# [What is expected]
Repeat each entry as written, dropping any picture you find.

Saved data entries
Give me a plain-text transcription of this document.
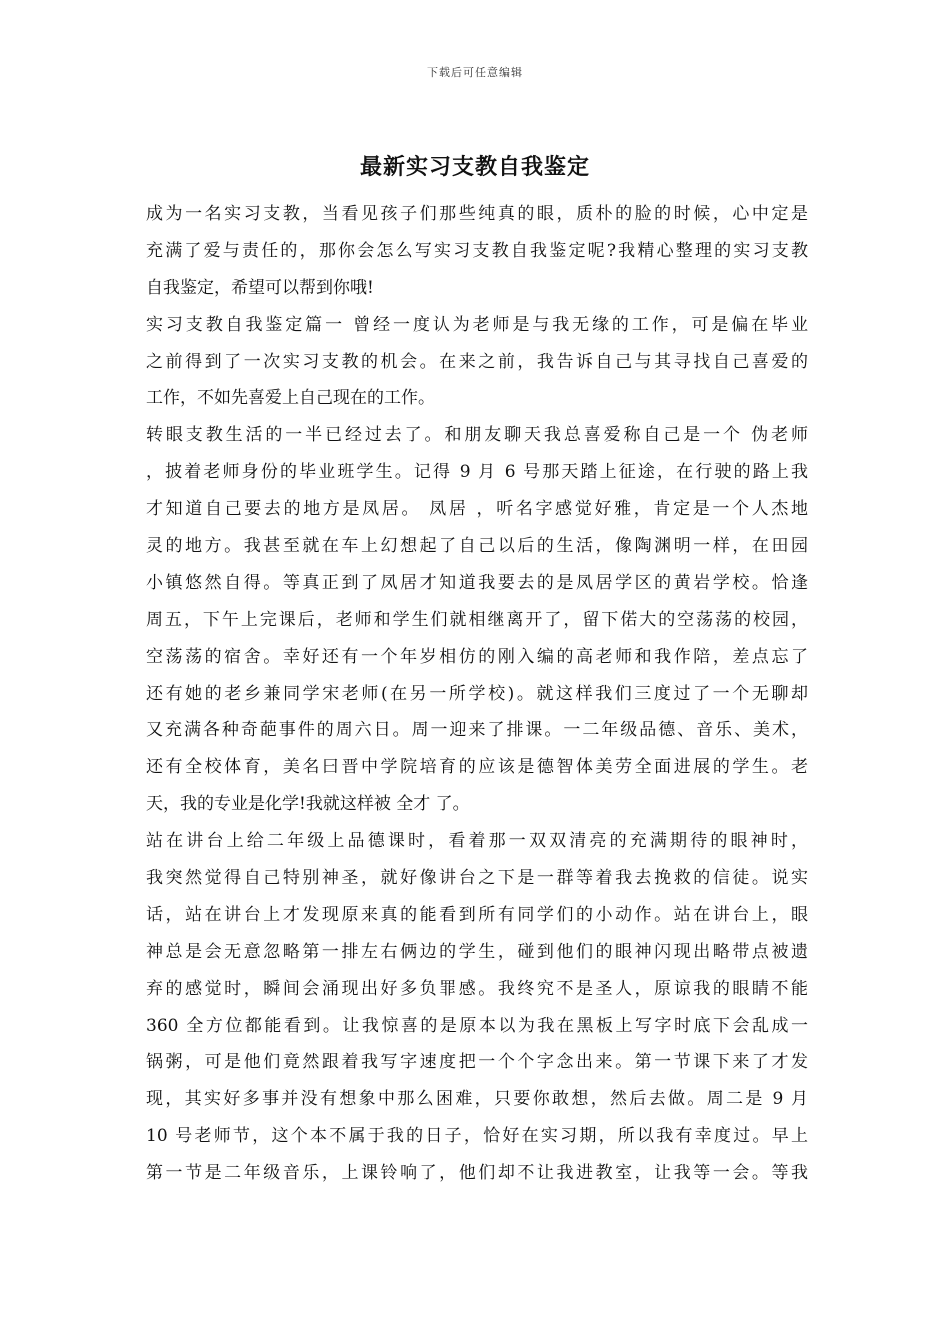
下载后可任意编辑
最新实习支教自我鉴定
成为一名实习支教，当看见孩子们那些纯真的眼，质朴的脸的时候，心中定是
充满了爱与责任的，那你会怎么写实习支教自我鉴定呢?我精心整理的实习支教
自我鉴定，希望可以帮到你哦!
实习支教自我鉴定篇一 曾经一度认为老师是与我无缘的工作，可是偏在毕业
之前得到了一次实习支教的机会。在来之前，我告诉自己与其寻找自己喜爱的
工作，不如先喜爱上自己现在的工作。
转眼支教生活的一半已经过去了。和朋友聊天我总喜爱称自己是一个 伪老师
，披着老师身份的毕业班学生。记得 9 月 6 号那天踏上征途，在行驶的路上我
才知道自己要去的地方是凤居。 凤居 ，听名字感觉好雅，肯定是一个人杰地
灵的地方。我甚至就在车上幻想起了自己以后的生活，像陶渊明一样，在田园
小镇悠然自得。等真正到了凤居才知道我要去的是凤居学区的黄岩学校。恰逢
周五，下午上完课后，老师和学生们就相继离开了，留下偌大的空荡荡的校园，
空荡荡的宿舍。幸好还有一个年岁相仿的刚入编的高老师和我作陪，差点忘了
还有她的老乡兼同学宋老师(在另一所学校)。就这样我们三度过了一个无聊却
又充满各种奇葩事件的周六日。周一迎来了排课。一二年级品德、音乐、美术，
还有全校体育，美名曰晋中学院培育的应该是德智体美劳全面进展的学生。老
天，我的专业是化学!我就这样被 全才 了。
站在讲台上给二年级上品德课时，看着那一双双清亮的充满期待的眼神时，
我突然觉得自己特别神圣，就好像讲台之下是一群等着我去挽救的信徒。说实
话，站在讲台上才发现原来真的能看到所有同学们的小动作。站在讲台上，眼
神总是会无意忽略第一排左右俩边的学生，碰到他们的眼神闪现出略带点被遗
弃的感觉时，瞬间会涌现出好多负罪感。我终究不是圣人，原谅我的眼睛不能
360 全方位都能看到。让我惊喜的是原本以为我在黑板上写字时底下会乱成一
锅粥，可是他们竟然跟着我写字速度把一个个字念出来。第一节课下来了才发
现，其实好多事并没有想象中那么困难，只要你敢想，然后去做。周二是 9 月
10 号老师节，这个本不属于我的日子，恰好在实习期，所以我有幸度过。早上
第一节是二年级音乐，上课铃响了，他们却不让我进教室，让我等一会。等我
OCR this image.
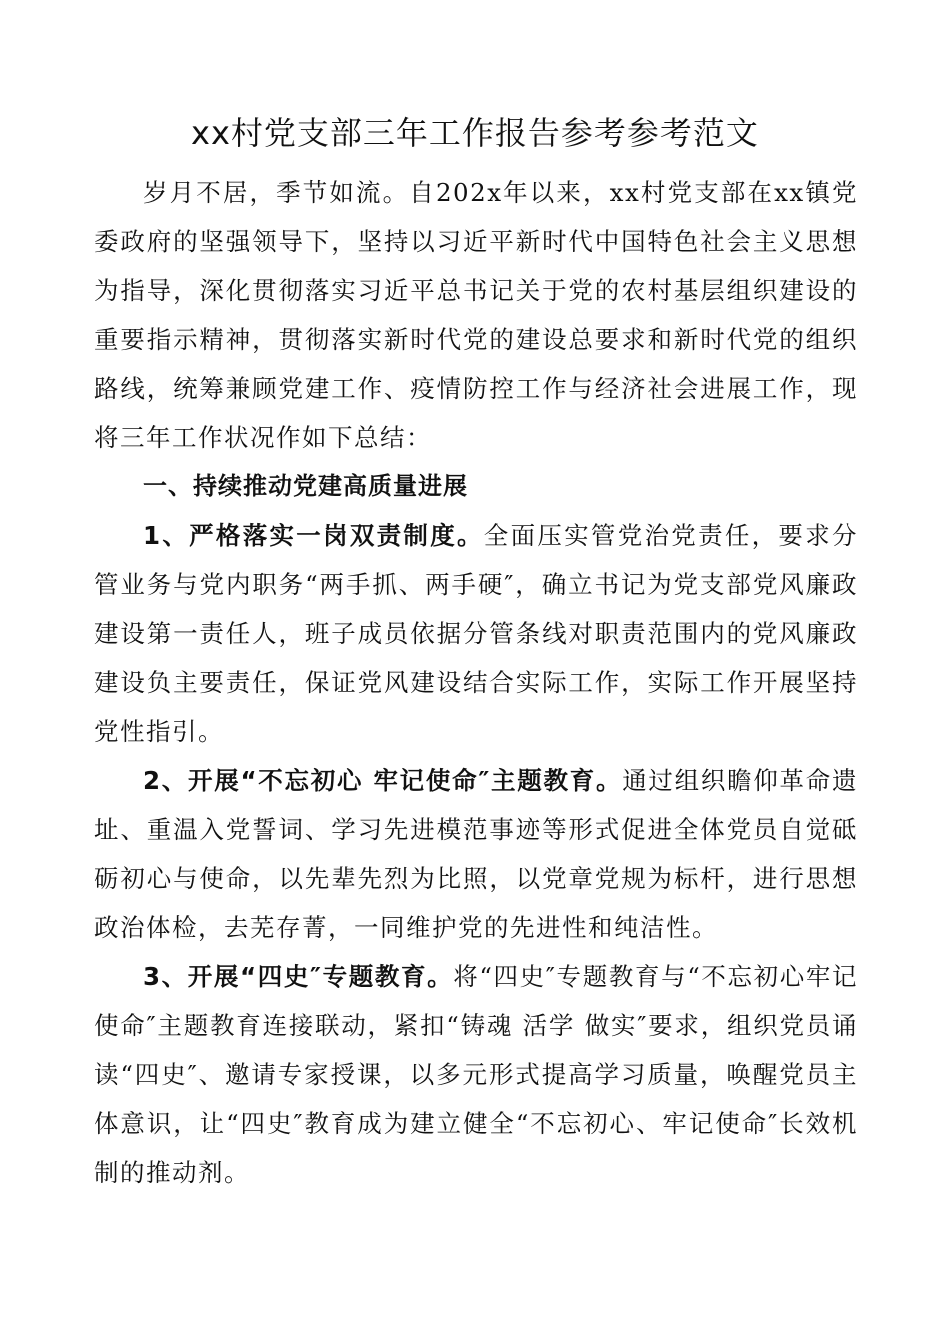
xx村党支部三年工作报告参考参考范文

岁月不居，季节如流。自202x年以来，xx村党支部在xx镇党委政府的坚强领导下，坚持以习近平新时代中国特色社会主义思想为指导，深化贯彻落实习近平总书记关于党的农村基层组织建设的重要指示精神，贯彻落实新时代党的建设总要求和新时代党的组织路线，统筹兼顾党建工作、疫情防控工作与经济社会进展工作，现将三年工作状况作如下总结：

一、持续推动党建高质量进展

1、严格落实一岗双责制度。全面压实管党治党责任，要求分管业务与党内职务“两手抓、两手硬″，确立书记为党支部党风廉政建设第一责任人，班子成员依据分管条线对职责范围内的党风廉政建设负主要责任，保证党风建设结合实际工作，实际工作开展坚持党性指引。

2、开展“不忘初心 牢记使命″主题教育。通过组织瞻仰革命遗址、重温入党誓词、学习先进模范事迹等形式促进全体党员自觉砥砺初心与使命，以先辈先烈为比照，以党章党规为标杆，进行思想政治体检，去芜存菁，一同维护党的先进性和纯洁性。

3、开展“四史″专题教育。将“四史″专题教育与“不忘初心牢记使命″主题教育连接联动，紧扣“铸魂 活学 做实″要求，组织党员诵读“四史″、邀请专家授课，以多元形式提高学习质量，唤醒党员主体意识，让“四史″教育成为建立健全“不忘初心、牢记使命″长效机制的推动剂。
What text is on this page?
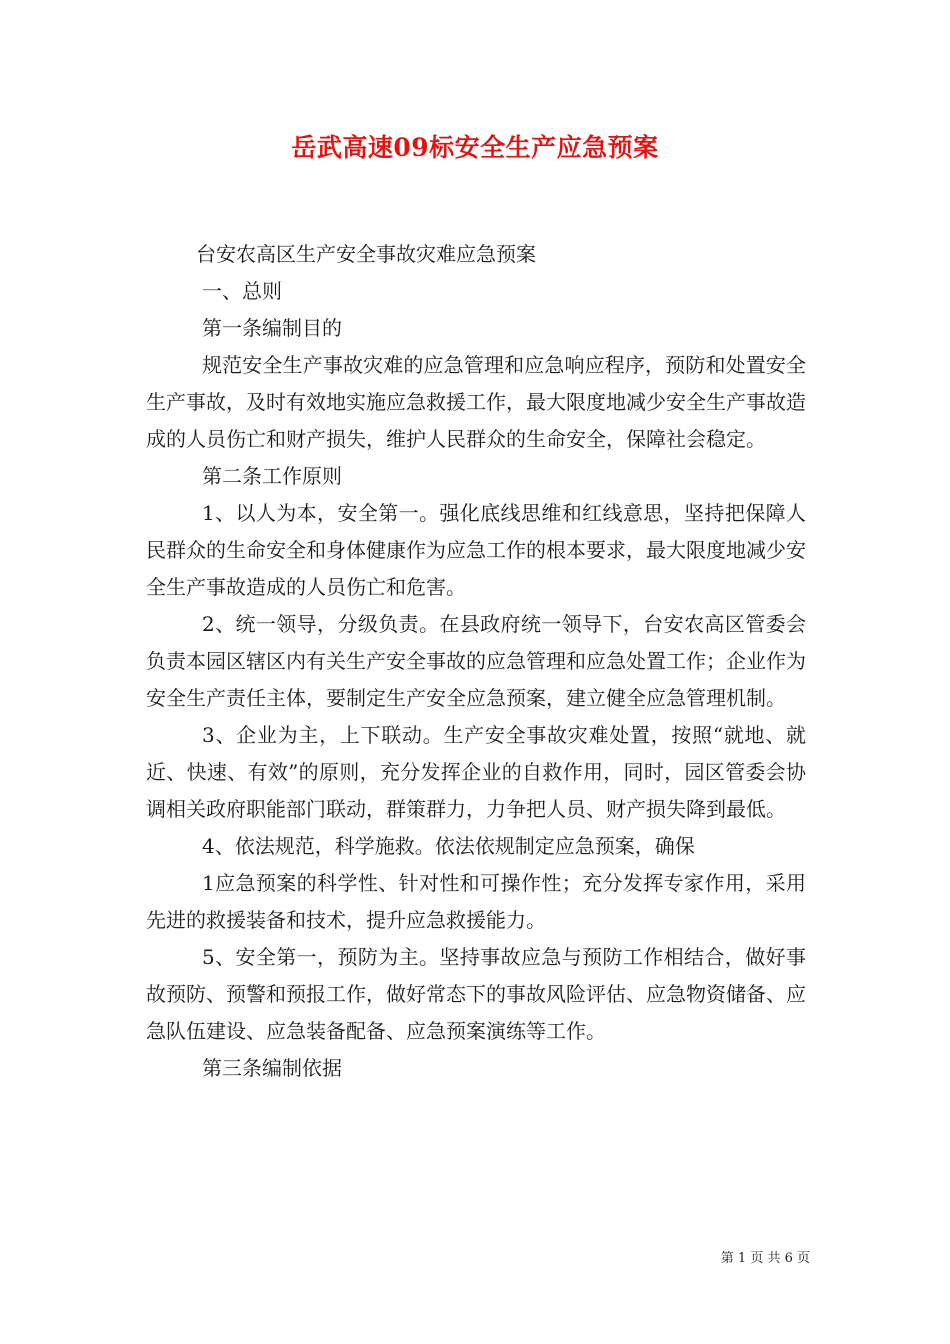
岳武高速09标安全生产应急预案

台安农高区生产安全事故灾难应急预案

一、总则

第一条编制目的

规范安全生产事故灾难的应急管理和应急响应程序，预防和处置安全生产事故，及时有效地实施应急救援工作，最大限度地减少安全生产事故造成的人员伤亡和财产损失，维护人民群众的生命安全，保障社会稳定。

第二条工作原则

1、以人为本，安全第一。强化底线思维和红线意思，坚持把保障人民群众的生命安全和身体健康作为应急工作的根本要求，最大限度地减少安全生产事故造成的人员伤亡和危害。

2、统一领导，分级负责。在县政府统一领导下，台安农高区管委会负责本园区辖区内有关生产安全事故的应急管理和应急处置工作；企业作为安全生产责任主体，要制定生产安全应急预案，建立健全应急管理机制。

3、企业为主，上下联动。生产安全事故灾难处置，按照“就地、就近、快速、有效”的原则，充分发挥企业的自救作用，同时，园区管委会协调相关政府职能部门联动，群策群力，力争把人员、财产损失降到最低。

4、依法规范，科学施救。依法依规制定应急预案，确保

1应急预案的科学性、针对性和可操作性；充分发挥专家作用，采用先进的救援装备和技术，提升应急救援能力。

5、安全第一，预防为主。坚持事故应急与预防工作相结合，做好事故预防、预警和预报工作，做好常态下的事故风险评估、应急物资储备、应急队伍建设、应急装备配备、应急预案演练等工作。

第三条编制依据

第 1 页 共 6 页
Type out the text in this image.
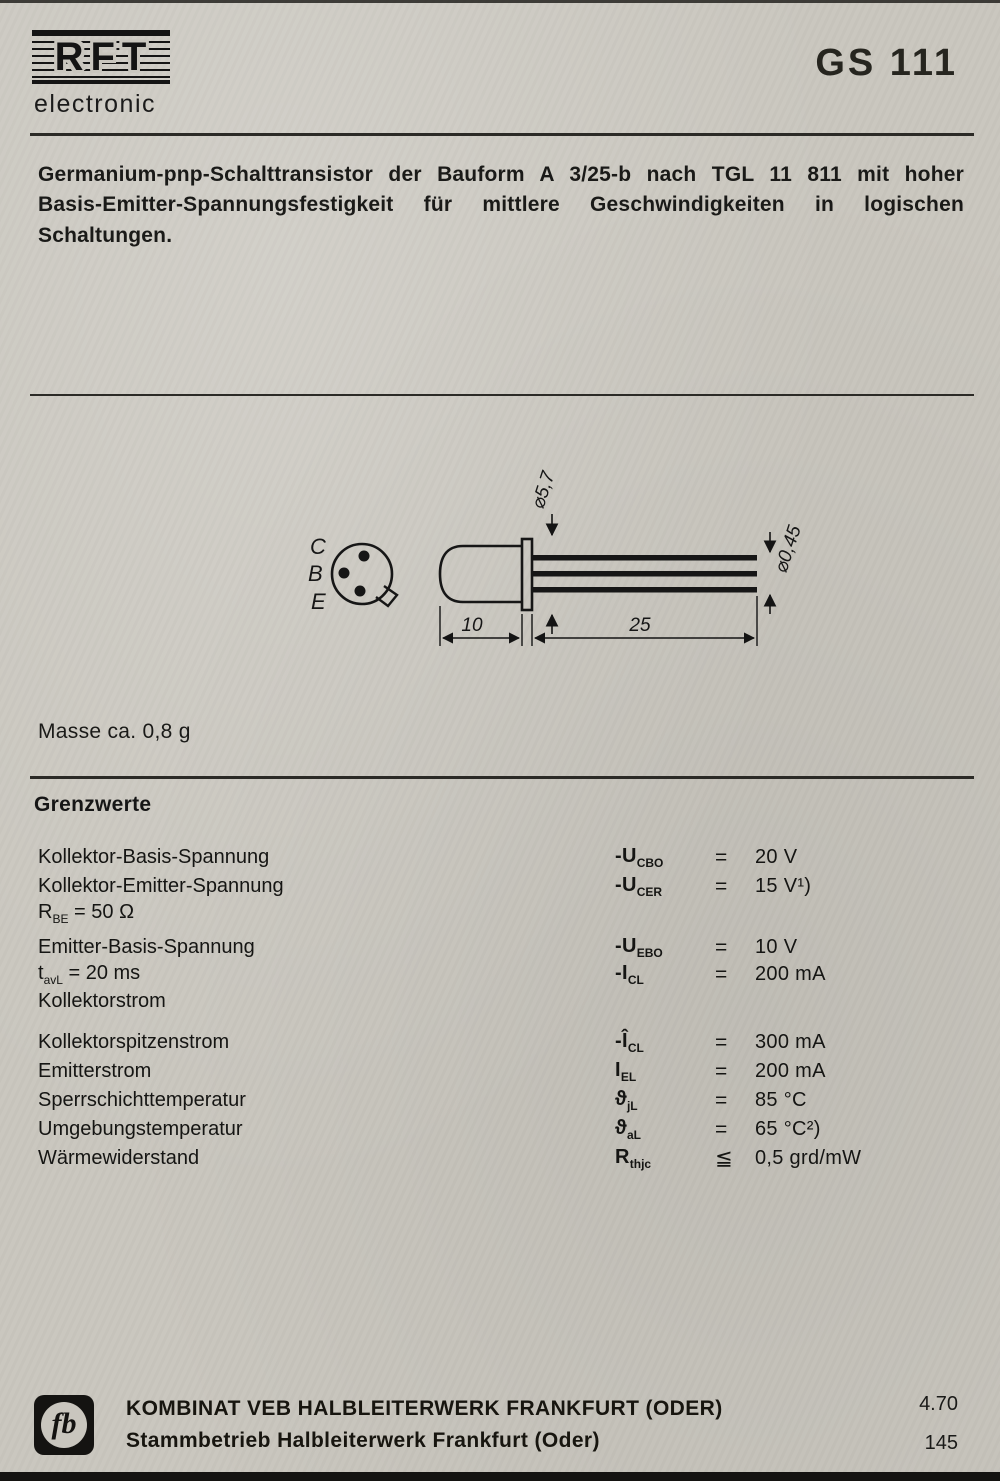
RFT
electronic
GS 111

Germanium-pnp-Schalttransistor der Bauform A 3/25-b nach TGL 11 811 mit hoher Basis-Emitter-Spannungsfestigkeit für mittlere Geschwindigkeiten in logischen Schaltungen.

C
B
E
⌀5,7
⌀0,45
10	25
Masse ca. 0,8 g
Grenzwerte
Kollektor-Basis-Spannung	$-U_{CBO}$	=	20 V
Kollektor-Emitter-Spannung	$-U_{CER}$	=	15 V¹)
$R_{BE} = 50$ Ω
Emitter-Basis-Spannung	$-U_{EBO}$	=	10 V
$t_{avL} = 20$ ms	$-I_{CL}$	=	200 mA
Kollektorstrom
Kollektorspitzenstrom	$-Î_{CL}$	=	300 mA
Emitterstrom	$I_{EL}$	=	200 mA
Sperrschichttemperatur	$ϑ_{jL}$	=	85 °C
Umgebungstemperatur	$ϑ_{aL}$	=	65 °C²)
Wärmewiderstand	$R_{thjc}$	≦	0,5 grd/mW
fb KOMBINAT VEB HALBLEITERWERK FRANKFURT (ODER)
Stammbetrieb Halbleiterwerk Frankfurt (Oder)
4.70
145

# [Exercise output]
Give me a plain-text transcription of this document.
下载后可任意编辑
最新实习支教自我鉴定
成为一名实习支教，当看见孩子们那些纯真的眼，质朴的脸的时候，心中定是
充满了爱与责任的，那你会怎么写实习支教自我鉴定呢?我精心整理的实习支教
自我鉴定，希望可以帮到你哦!
实习支教自我鉴定篇一 曾经一度认为老师是与我无缘的工作，可是偏在毕业
之前得到了一次实习支教的机会。在来之前，我告诉自己与其寻找自己喜爱的
工作，不如先喜爱上自己现在的工作。
转眼支教生活的一半已经过去了。和朋友聊天我总喜爱称自己是一个 伪老师
，披着老师身份的毕业班学生。记得 9 月 6 号那天踏上征途，在行驶的路上我
才知道自己要去的地方是凤居。 凤居 ，听名字感觉好雅，肯定是一个人杰地
灵的地方。我甚至就在车上幻想起了自己以后的生活，像陶渊明一样，在田园
小镇悠然自得。等真正到了凤居才知道我要去的是凤居学区的黄岩学校。恰逢
周五，下午上完课后，老师和学生们就相继离开了，留下偌大的空荡荡的校园，
空荡荡的宿舍。幸好还有一个年岁相仿的刚入编的高老师和我作陪，差点忘了
还有她的老乡兼同学宋老师(在另一所学校)。就这样我们三度过了一个无聊却
又充满各种奇葩事件的周六日。周一迎来了排课。一二年级品德、音乐、美术，
还有全校体育，美名曰晋中学院培育的应该是德智体美劳全面进展的学生。老
天，我的专业是化学!我就这样被 全才 了。
站在讲台上给二年级上品德课时，看着那一双双清亮的充满期待的眼神时，
我突然觉得自己特别神圣，就好像讲台之下是一群等着我去挽救的信徒。说实
话，站在讲台上才发现原来真的能看到所有同学们的小动作。站在讲台上，眼
神总是会无意忽略第一排左右俩边的学生，碰到他们的眼神闪现出略带点被遗
弃的感觉时，瞬间会涌现出好多负罪感。我终究不是圣人，原谅我的眼睛不能
360 全方位都能看到。让我惊喜的是原本以为我在黑板上写字时底下会乱成一
锅粥，可是他们竟然跟着我写字速度把一个个字念出来。第一节课下来了才发
现，其实好多事并没有想象中那么困难，只要你敢想，然后去做。周二是 9 月
10 号老师节，这个本不属于我的日子，恰好在实习期，所以我有幸度过。早上
第一节是二年级音乐，上课铃响了，他们却不让我进教室，让我等一会。等我
OCR this image.
xx村党支部三年工作报告参考参考范文

岁月不居，季节如流。自202x年以来，xx村党支部在xx镇党委政府的坚强领导下，坚持以习近平新时代中国特色社会主义思想为指导，深化贯彻落实习近平总书记关于党的农村基层组织建设的重要指示精神，贯彻落实新时代党的建设总要求和新时代党的组织路线，统筹兼顾党建工作、疫情防控工作与经济社会进展工作，现将三年工作状况作如下总结：

一、持续推动党建高质量进展

1、严格落实一岗双责制度。全面压实管党治党责任，要求分管业务与党内职务“两手抓、两手硬″，确立书记为党支部党风廉政建设第一责任人，班子成员依据分管条线对职责范围内的党风廉政建设负主要责任，保证党风建设结合实际工作，实际工作开展坚持党性指引。

2、开展“不忘初心 牢记使命″主题教育。通过组织瞻仰革命遗址、重温入党誓词、学习先进模范事迹等形式促进全体党员自觉砥砺初心与使命，以先辈先烈为比照，以党章党规为标杆，进行思想政治体检，去芜存菁，一同维护党的先进性和纯洁性。

3、开展“四史″专题教育。将“四史″专题教育与“不忘初心牢记使命″主题教育连接联动，紧扣“铸魂 活学 做实″要求，组织党员诵读“四史″、邀请专家授课，以多元形式提高学习质量，唤醒党员主体意识，让“四史″教育成为建立健全“不忘初心、牢记使命″长效机制的推动剂。
What text is on this page?
岳武高速09标安全生产应急预案

台安农高区生产安全事故灾难应急预案

一、总则

第一条编制目的

规范安全生产事故灾难的应急管理和应急响应程序，预防和处置安全生产事故，及时有效地实施应急救援工作，最大限度地减少安全生产事故造成的人员伤亡和财产损失，维护人民群众的生命安全，保障社会稳定。

第二条工作原则

1、以人为本，安全第一。强化底线思维和红线意思，坚持把保障人民群众的生命安全和身体健康作为应急工作的根本要求，最大限度地减少安全生产事故造成的人员伤亡和危害。

2、统一领导，分级负责。在县政府统一领导下，台安农高区管委会负责本园区辖区内有关生产安全事故的应急管理和应急处置工作；企业作为安全生产责任主体，要制定生产安全应急预案，建立健全应急管理机制。

3、企业为主，上下联动。生产安全事故灾难处置，按照“就地、就近、快速、有效”的原则，充分发挥企业的自救作用，同时，园区管委会协调相关政府职能部门联动，群策群力，力争把人员、财产损失降到最低。

4、依法规范，科学施救。依法依规制定应急预案，确保

1应急预案的科学性、针对性和可操作性；充分发挥专家作用，采用先进的救援装备和技术，提升应急救援能力。

5、安全第一，预防为主。坚持事故应急与预防工作相结合，做好事故预防、预警和预报工作，做好常态下的事故风险评估、应急物资储备、应急队伍建设、应急装备配备、应急预案演练等工作。

第三条编制依据

第 1 页 共 6 页
Type out the text in this image.
RFT
electronic
GS 111

Germanium-pnp-Schalttransistor der Bauform A 3/25-b nach TGL 11 811 mit hoher Basis-Emitter-Spannungsfestigkeit für mittlere Geschwindigkeiten in logischen Schaltungen.

C
B
E
⌀5,7
⌀0,45
10	25
Masse ca. 0,8 g
Grenzwerte
Kollektor-Basis-Spannung	$-U_{CBO}$	=	20 V
Kollektor-Emitter-Spannung	$-U_{CER}$	=	15 V¹)
$R_{BE} = 50$ Ω
Emitter-Basis-Spannung	$-U_{EBO}$	=	10 V
$t_{avL} = 20$ ms	$-I_{CL}$	=	200 mA
Kollektorstrom
Kollektorspitzenstrom	$-Î_{CL}$	=	300 mA
Emitterstrom	$I_{EL}$	=	200 mA
Sperrschichttemperatur	$ϑ_{jL}$	=	85 °C
Umgebungstemperatur	$ϑ_{aL}$	=	65 °C²)
Wärmewiderstand	$R_{thjc}$	≦	0,5 grd/mW
fb KOMBINAT VEB HALBLEITERWERK FRANKFURT (ODER)
Stammbetrieb Halbleiterwerk Frankfurt (Oder)
4.70
145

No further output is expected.